> [Exercise brief]: Gather all lines in the data that hold the string "Iglesia".

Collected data
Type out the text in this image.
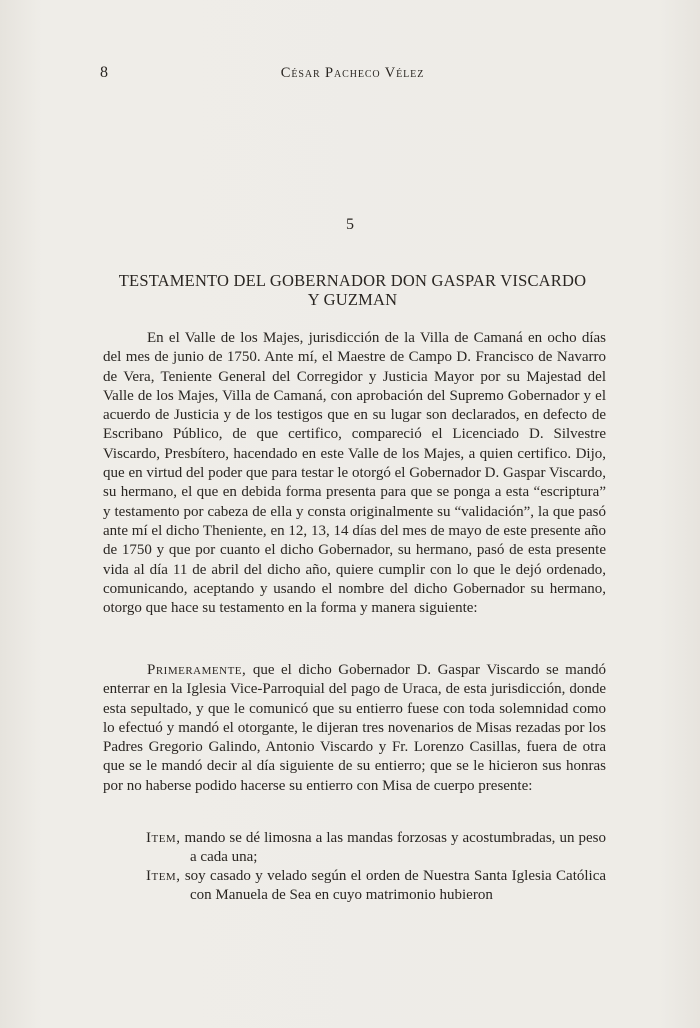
8	César Pacheco Vélez
5
TESTAMENTO DEL GOBERNADOR DON GASPAR VISCARDO
Y GUZMAN

En el Valle de los Majes, jurisdicción de la Villa de Camaná en ocho días del mes de junio de 1750. Ante mí, el Maestre de Campo D. Francisco de Navarro de Vera, Teniente General del Corregidor y Justicia Mayor por su Majestad del Valle de los Majes, Villa de Camaná, con aprobación del Supremo Gobernador y el acuerdo de Justicia y de los testigos que en su lugar son declarados, en defecto de Escribano Público, de que certifico, compareció el Licenciado D. Silvestre Viscardo, Presbítero, hacendado en este Valle de los Majes, a quien certifico. Dijo, que en virtud del poder que para testar le otorgó el Gobernador D. Gaspar Viscardo, su hermano, el que en debida forma presenta para que se ponga a esta “escriptura” y testamento por cabeza de ella y consta originalmente su “validación”, la que pasó ante mí el dicho Theniente, en 12, 13, 14 días del mes de mayo de este presente año de 1750 y que por cuanto el dicho Gobernador, su hermano, pasó de esta presente vida al día 11 de abril del dicho año, quiere cumplir con lo que le dejó ordenado, comunicando, aceptando y usando el nombre del dicho Gobernador su hermano, otorgo que hace su testamento en la forma y manera siguiente:

Primeramente, que el dicho Gobernador D. Gaspar Viscardo se mandó enterrar en la Iglesia Vice-Parroquial del pago de Uraca, de esta jurisdicción, donde esta sepultado, y que le comunicó que su entierro fuese con toda solemnidad como lo efectuó y mandó el otorgante, le dijeran tres novenarios de Misas rezadas por los Padres Gregorio Galindo, Antonio Viscardo y Fr. Lorenzo Casillas, fuera de otra que se le mandó decir al día siguiente de su entierro; que se le hicieron sus honras por no haberse podido hacerse su entierro con Misa de cuerpo presente:

Item, mando se dé limosna a las mandas forzosas y acostumbradas, un peso a cada una;
Item, soy casado y velado según el orden de Nuestra Santa Iglesia Católica con Manuela de Sea en cuyo matrimonio hubieron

> [Completed task]:
Primeramente, que el dicho Gobernador D. Gaspar Viscardo se mandó enterrar en la Iglesia Vice-Parroquial del pago de Uraca, de esta jurisdicción, donde esta sepultado, y que le comunicó que su entierro fuese con toda solemnidad como lo efectuó y mandó el otorgante, le dijeran tres novenarios de Misas rezadas por los Padres Gregorio Galindo, Antonio Viscardo y Fr. Lorenzo Casillas, fuera de otra que se le mandó decir al día siguiente de su entierro; que se le hicieron sus honras por no haberse podido hacerse su entierro con Misa de cuerpo presente:
Item, soy casado y velado según el orden de Nuestra Santa Iglesia Católica con Manuela de Sea en cuyo matrimonio hubieron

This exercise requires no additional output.